**Set problem**
Records follow. Pull out every line that contains "panel".

(Figure record extracts)
[BEGIN]

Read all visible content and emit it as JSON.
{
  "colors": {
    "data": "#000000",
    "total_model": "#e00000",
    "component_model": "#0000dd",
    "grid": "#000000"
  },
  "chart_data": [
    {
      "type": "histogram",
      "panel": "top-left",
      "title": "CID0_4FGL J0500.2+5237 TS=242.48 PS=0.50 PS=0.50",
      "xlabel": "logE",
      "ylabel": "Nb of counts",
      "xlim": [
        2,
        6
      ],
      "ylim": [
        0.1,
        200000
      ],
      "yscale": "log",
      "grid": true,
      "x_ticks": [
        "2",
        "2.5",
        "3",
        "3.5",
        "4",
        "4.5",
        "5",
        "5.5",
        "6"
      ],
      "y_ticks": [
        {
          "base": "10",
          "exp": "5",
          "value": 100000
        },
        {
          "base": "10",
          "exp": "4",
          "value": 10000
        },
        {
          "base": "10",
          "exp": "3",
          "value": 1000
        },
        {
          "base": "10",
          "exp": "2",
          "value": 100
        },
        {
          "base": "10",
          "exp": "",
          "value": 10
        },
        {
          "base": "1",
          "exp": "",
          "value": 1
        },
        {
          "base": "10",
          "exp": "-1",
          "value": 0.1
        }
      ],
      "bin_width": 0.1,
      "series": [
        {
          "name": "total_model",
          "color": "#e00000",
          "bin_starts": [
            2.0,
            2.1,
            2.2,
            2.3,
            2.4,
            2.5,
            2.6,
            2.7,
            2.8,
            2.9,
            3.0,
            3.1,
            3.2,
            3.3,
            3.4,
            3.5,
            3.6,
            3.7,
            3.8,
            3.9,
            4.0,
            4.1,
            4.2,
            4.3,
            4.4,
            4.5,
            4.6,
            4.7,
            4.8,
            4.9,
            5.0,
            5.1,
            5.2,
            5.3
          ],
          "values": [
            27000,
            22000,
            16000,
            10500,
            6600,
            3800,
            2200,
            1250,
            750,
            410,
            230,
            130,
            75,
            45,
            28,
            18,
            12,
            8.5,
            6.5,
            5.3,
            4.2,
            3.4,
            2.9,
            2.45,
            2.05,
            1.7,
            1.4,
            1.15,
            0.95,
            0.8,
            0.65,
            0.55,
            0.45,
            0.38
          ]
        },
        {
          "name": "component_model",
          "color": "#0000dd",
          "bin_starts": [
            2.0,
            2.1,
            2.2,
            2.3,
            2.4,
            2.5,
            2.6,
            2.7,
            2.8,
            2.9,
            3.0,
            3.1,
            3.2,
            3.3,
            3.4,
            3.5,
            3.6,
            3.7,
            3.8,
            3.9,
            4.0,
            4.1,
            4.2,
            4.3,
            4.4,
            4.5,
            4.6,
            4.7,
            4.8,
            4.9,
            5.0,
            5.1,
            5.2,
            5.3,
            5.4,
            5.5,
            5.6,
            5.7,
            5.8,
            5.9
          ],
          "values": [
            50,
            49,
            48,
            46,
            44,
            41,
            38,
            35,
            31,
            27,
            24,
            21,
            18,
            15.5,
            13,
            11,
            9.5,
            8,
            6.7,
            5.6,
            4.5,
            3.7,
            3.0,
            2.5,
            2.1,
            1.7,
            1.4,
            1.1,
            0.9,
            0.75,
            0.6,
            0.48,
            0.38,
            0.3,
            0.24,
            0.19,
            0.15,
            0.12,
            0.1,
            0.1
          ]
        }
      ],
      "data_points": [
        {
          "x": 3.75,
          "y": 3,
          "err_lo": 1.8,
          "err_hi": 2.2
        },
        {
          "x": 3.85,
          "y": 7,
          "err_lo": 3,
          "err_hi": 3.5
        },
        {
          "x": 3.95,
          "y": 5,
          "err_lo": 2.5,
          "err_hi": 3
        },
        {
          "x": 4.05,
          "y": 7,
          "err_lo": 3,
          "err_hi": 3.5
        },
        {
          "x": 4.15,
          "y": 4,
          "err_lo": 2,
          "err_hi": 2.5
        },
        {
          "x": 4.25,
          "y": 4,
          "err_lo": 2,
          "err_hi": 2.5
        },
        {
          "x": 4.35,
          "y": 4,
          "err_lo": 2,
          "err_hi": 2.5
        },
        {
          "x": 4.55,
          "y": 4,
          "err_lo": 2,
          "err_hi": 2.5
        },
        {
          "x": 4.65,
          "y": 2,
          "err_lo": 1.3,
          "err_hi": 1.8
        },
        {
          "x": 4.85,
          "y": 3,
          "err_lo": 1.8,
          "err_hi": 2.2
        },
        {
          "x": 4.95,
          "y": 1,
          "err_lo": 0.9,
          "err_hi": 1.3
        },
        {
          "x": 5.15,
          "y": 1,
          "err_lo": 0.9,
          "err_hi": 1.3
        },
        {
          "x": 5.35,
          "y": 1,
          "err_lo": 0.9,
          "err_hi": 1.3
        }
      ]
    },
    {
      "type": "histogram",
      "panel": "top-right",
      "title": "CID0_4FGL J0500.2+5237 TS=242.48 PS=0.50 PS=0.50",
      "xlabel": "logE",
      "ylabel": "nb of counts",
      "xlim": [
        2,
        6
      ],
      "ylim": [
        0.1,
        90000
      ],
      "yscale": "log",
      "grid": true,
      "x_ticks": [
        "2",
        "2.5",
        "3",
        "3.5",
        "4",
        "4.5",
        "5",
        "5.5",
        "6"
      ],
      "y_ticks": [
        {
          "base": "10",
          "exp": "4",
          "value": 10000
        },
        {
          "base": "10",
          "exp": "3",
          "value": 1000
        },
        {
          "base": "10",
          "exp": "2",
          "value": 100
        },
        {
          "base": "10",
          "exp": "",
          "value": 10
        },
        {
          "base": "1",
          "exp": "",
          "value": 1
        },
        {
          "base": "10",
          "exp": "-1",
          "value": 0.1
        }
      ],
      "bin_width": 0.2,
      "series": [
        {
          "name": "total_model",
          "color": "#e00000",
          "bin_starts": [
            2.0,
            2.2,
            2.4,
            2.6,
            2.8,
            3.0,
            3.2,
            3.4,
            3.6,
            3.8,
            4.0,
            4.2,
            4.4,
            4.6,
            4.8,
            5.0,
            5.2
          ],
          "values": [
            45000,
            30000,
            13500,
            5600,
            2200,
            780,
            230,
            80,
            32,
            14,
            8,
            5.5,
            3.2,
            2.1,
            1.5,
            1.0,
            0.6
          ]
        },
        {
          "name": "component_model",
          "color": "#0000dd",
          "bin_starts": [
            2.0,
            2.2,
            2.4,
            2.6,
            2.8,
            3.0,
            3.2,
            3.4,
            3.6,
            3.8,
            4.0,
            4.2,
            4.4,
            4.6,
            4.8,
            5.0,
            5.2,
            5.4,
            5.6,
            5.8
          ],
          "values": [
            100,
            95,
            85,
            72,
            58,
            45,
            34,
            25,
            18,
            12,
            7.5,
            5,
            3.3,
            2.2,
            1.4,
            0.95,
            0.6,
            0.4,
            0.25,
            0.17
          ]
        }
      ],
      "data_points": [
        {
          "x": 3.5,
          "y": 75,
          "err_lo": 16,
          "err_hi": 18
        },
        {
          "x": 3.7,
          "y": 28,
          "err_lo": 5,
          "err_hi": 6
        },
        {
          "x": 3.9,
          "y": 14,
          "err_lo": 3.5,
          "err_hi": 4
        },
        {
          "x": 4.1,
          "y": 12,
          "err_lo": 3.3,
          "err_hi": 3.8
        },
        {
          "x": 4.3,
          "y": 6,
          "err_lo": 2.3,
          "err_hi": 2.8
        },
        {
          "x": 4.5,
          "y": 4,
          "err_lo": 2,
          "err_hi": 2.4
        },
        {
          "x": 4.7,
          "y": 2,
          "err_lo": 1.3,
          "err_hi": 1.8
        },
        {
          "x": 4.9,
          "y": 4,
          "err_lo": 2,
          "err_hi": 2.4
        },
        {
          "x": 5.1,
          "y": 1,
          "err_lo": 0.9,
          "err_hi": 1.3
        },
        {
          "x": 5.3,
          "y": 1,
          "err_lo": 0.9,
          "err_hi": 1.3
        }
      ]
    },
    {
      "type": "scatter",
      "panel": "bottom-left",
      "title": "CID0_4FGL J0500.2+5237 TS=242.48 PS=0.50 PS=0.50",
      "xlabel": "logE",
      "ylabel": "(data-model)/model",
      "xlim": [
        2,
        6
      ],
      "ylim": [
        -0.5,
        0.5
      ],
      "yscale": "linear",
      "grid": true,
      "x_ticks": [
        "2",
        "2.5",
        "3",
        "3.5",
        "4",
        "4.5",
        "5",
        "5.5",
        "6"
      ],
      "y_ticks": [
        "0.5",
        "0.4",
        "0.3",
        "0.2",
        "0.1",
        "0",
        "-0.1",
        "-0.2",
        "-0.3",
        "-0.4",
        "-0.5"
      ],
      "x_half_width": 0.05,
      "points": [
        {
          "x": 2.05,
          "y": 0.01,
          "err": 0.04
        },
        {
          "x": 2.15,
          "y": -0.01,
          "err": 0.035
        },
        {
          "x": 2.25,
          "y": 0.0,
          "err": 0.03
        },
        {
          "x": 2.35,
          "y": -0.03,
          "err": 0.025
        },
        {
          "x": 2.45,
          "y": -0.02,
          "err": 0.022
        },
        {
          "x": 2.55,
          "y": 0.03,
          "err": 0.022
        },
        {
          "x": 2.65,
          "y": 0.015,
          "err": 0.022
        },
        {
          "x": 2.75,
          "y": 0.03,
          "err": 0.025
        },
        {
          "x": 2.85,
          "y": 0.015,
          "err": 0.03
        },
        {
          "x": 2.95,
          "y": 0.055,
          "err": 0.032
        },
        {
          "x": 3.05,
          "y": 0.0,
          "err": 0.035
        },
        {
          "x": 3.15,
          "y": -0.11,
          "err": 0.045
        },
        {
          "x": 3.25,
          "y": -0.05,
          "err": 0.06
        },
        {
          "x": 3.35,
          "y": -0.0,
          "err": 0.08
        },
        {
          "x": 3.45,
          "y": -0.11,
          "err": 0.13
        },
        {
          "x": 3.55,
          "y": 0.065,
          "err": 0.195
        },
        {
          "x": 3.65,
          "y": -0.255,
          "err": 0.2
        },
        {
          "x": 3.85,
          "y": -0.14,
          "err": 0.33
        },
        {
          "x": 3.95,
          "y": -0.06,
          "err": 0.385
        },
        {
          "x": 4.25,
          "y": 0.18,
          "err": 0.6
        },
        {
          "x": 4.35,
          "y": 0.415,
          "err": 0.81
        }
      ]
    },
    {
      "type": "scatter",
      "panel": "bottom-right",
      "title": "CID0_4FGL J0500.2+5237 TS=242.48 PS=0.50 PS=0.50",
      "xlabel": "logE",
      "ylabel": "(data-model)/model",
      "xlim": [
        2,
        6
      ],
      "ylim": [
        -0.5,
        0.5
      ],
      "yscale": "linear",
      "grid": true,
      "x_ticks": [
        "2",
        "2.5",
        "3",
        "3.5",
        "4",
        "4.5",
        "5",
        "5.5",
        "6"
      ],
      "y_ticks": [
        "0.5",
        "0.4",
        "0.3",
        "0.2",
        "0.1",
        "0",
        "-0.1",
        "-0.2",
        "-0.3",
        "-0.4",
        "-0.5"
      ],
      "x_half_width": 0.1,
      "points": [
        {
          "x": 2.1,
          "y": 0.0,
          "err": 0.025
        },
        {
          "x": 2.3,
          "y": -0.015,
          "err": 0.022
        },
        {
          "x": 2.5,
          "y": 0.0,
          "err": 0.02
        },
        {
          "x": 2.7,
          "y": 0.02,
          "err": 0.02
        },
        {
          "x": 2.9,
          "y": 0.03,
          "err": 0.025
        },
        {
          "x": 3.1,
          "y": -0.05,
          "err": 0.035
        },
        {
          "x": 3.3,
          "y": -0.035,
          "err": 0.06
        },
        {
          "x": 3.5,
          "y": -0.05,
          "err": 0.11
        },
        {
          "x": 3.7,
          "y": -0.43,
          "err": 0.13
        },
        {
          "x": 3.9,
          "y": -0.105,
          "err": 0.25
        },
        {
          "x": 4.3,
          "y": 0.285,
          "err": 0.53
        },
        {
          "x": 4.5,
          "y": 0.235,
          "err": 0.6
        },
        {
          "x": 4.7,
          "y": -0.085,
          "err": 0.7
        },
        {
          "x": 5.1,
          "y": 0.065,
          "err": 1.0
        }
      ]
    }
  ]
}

[END]

**Finished task**
      "panel": "top-left",
      "panel": "top-right",
      "panel": "bottom-left",
      "panel": "bottom-right",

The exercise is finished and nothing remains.